→ **INFORMATION SHOWN**
◆ ◆ ◆ ◆

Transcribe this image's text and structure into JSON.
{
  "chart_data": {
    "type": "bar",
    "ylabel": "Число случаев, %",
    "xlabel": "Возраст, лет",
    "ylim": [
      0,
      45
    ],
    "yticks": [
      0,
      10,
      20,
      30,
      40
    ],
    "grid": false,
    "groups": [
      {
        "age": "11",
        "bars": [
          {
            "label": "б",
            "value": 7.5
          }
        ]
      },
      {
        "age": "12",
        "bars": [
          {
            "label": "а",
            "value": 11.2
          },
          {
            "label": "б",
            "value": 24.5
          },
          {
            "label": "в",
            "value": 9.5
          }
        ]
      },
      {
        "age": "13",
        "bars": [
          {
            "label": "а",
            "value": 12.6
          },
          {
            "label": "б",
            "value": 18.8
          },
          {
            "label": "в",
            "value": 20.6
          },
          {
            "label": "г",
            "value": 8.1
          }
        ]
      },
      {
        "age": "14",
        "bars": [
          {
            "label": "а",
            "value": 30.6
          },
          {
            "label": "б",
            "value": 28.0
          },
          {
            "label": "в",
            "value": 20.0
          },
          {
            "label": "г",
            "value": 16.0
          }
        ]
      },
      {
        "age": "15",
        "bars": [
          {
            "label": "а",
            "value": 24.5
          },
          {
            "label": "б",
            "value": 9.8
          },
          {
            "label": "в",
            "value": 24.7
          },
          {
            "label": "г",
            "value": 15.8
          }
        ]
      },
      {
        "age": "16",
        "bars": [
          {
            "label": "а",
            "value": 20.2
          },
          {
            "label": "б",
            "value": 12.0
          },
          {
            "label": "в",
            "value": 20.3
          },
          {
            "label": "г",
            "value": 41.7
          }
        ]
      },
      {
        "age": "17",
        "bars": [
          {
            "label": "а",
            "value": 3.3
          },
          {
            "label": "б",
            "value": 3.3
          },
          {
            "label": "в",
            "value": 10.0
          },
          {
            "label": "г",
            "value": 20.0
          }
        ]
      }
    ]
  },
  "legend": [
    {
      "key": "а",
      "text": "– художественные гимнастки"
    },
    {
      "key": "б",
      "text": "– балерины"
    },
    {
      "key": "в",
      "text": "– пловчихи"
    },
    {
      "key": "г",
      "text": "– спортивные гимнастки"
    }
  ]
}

◆ ◆ ◆ ◆

→ **SHORT EXERCISE**
Tally the lines of the material above that contain the word "гимнастки" and report the total alone.

→ **TASK SOLUTION**
2